• **Aim 1**
For each statement (a), (b) and (c), say whether it agrees with the interview excerpt on space shuttle main engines. Answer yes or no, and quote the words from the excerpt that decide it.
(a) The airline and fighter jet engines operated at pressures as high as the space shuttle main engine.
(b) The engine builders ran their technologies through a ground test engine before incorporating them into their engines.
(c) The engines planned for long-term use on the Space Launch System were derived from the space shuttle main engines.
• **Aim 2**
Please return the passage of the interview excerpt on space shuttle main engines from "Dr. Sandra Magnus: So" up to and including "shuttle main engines.", copied word for word.

## START Excerpt to read

Dr. Sandra Magnus: So what lessons did you learn working with the SSMEs that were useful for the design and manufacture of SLS? Because I don't think a lot of people realize that the engines that are going to be long-term on the Space Launch System were derivations of the space shuttle main engines.
One lesson I learned in working is that the SSME space shuttle main engine was the process of evolution. There’s nothing that can compete with the process of the improvement, test, improvement, test, improvement. I let a team of rocket engineers that came from the three existing rocket engine companies that at the time which was Rocketdyne, Pratt & Whitney, and Aerojet. And what I learned from that is we looked not only at rocket engines but at airline engines and fighter jet engines. And we found out that they were unbelievably reliable. They operated at temperatures as high as the space shuttle main engine. Not at the pressures but they still were under high stress, high energy operation, and those engines would run forever. And it was because they had to bob those engines over time and help improve them. And they had what they call a technology test bed at all of engine builders and they would run all of their technologies through that technology test bed, ground test engine before they even incorporate it into the engines. That led me to believe that the next vehicle should not be elite in technology if we wanted to actually implement it within the cost ceiling that we had and within the schedule that we want to advance a heavy lift launch vehicle.

## END Excerpt to read
## START Items

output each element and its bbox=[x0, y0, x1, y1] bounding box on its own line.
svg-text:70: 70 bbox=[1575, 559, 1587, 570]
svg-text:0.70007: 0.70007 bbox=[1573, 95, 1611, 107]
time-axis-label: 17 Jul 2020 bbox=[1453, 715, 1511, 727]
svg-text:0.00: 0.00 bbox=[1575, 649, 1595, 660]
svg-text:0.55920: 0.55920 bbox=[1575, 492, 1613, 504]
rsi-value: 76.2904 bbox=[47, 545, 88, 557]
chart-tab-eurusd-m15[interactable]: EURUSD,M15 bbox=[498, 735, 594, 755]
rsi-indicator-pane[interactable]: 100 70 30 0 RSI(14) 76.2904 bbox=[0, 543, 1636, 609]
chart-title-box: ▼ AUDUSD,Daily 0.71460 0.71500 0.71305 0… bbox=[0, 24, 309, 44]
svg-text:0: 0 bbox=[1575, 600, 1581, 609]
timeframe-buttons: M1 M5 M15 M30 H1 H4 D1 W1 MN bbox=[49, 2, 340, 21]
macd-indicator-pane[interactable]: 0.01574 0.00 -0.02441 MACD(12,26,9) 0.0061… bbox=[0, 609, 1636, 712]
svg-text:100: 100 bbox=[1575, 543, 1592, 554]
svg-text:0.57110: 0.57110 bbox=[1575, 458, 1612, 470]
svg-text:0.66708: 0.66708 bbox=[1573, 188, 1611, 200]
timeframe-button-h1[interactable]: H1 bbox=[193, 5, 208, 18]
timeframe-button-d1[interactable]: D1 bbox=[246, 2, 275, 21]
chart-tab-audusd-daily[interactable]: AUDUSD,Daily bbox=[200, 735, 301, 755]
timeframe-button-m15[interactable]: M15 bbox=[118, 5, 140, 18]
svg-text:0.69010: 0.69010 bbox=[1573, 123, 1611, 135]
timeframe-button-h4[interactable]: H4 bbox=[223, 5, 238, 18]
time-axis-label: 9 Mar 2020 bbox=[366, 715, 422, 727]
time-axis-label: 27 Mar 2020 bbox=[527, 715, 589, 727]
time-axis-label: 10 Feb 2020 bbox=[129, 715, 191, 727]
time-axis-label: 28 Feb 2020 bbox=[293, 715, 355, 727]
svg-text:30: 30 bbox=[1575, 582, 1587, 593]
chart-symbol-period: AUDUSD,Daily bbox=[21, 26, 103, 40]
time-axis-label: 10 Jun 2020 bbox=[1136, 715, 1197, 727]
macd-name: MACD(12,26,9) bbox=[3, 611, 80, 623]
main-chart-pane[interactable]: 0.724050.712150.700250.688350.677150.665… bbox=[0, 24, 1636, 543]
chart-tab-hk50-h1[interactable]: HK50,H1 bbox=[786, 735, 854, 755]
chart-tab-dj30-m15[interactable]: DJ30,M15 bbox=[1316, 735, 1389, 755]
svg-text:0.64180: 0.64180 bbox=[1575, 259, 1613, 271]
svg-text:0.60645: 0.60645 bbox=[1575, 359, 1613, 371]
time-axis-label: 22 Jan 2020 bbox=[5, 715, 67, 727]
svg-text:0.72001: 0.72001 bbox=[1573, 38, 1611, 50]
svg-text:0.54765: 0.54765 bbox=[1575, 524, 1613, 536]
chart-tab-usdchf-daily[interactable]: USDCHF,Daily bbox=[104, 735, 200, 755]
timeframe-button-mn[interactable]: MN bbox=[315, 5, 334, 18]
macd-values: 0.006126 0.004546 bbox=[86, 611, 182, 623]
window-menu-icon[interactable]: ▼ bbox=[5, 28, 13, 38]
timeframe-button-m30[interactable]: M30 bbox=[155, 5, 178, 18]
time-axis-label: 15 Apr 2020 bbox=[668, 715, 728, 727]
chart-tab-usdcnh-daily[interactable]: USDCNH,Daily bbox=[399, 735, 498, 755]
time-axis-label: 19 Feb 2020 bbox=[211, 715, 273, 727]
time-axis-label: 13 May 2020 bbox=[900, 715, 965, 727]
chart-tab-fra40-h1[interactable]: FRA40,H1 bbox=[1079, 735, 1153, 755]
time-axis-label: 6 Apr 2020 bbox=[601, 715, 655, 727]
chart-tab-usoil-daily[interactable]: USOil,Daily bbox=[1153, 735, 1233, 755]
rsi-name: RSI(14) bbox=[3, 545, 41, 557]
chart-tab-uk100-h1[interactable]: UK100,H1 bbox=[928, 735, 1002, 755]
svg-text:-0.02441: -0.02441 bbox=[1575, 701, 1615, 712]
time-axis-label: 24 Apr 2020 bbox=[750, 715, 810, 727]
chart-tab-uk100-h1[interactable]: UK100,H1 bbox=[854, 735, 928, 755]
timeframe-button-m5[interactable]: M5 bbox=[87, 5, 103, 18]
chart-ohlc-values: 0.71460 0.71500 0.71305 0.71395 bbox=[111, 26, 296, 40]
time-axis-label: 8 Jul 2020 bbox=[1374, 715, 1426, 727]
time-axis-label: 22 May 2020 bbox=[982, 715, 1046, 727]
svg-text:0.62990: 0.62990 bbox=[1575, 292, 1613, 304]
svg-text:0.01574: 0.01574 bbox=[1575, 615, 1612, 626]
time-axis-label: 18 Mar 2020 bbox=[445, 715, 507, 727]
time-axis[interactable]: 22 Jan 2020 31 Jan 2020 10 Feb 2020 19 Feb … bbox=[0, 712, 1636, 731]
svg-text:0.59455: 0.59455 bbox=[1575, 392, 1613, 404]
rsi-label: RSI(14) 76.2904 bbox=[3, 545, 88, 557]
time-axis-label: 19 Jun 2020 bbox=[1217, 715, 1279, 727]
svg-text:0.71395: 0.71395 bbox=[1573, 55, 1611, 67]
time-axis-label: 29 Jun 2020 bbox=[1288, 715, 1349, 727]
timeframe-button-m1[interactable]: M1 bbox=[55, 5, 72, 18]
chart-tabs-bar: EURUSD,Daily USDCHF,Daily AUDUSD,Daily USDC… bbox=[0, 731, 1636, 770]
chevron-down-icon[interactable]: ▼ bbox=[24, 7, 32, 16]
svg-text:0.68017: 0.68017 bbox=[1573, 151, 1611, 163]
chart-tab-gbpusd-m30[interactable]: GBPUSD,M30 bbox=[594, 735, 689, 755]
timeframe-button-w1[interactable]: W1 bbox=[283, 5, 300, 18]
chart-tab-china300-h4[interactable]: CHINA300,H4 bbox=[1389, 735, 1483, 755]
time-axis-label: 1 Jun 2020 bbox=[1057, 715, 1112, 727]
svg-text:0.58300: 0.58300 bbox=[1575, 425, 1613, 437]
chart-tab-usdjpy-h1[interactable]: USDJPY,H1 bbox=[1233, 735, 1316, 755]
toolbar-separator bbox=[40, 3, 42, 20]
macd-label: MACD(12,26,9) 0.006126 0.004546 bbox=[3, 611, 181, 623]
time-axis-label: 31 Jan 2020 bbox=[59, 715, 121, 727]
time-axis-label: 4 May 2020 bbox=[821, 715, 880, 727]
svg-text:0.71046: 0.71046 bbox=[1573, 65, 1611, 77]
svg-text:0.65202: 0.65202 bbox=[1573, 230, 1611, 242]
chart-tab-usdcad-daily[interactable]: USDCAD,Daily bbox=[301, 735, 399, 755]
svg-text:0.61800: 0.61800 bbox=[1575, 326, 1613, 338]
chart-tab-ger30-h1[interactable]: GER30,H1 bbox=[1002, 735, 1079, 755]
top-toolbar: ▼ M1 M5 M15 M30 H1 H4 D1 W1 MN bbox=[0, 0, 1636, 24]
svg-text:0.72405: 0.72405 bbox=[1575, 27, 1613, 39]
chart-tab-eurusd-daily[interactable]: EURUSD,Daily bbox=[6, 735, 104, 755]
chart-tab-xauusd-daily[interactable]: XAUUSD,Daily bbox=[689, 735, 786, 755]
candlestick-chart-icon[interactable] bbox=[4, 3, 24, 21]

## END Items

• **Finished answer 1**
(a) No: "Not at the pressures but they still were under high stress, high energy operation"
(b) Yes: "they would run all of their technologies through that technology test bed, ground test engine before they even incorporate it into the engines"
(c) Yes: "the engines that are going to be long-term on the Space Launch System were derivations of the space shuttle main engines"

• **Finished answer 2**
Dr. Sandra Magnus: So what lessons did you learn working with the SSMEs that were useful for the design and manufacture of SLS? Because I don't think a lot of people realize that the engines that are going to be long-term on the Space Launch System were derivations of the space shuttle main engines.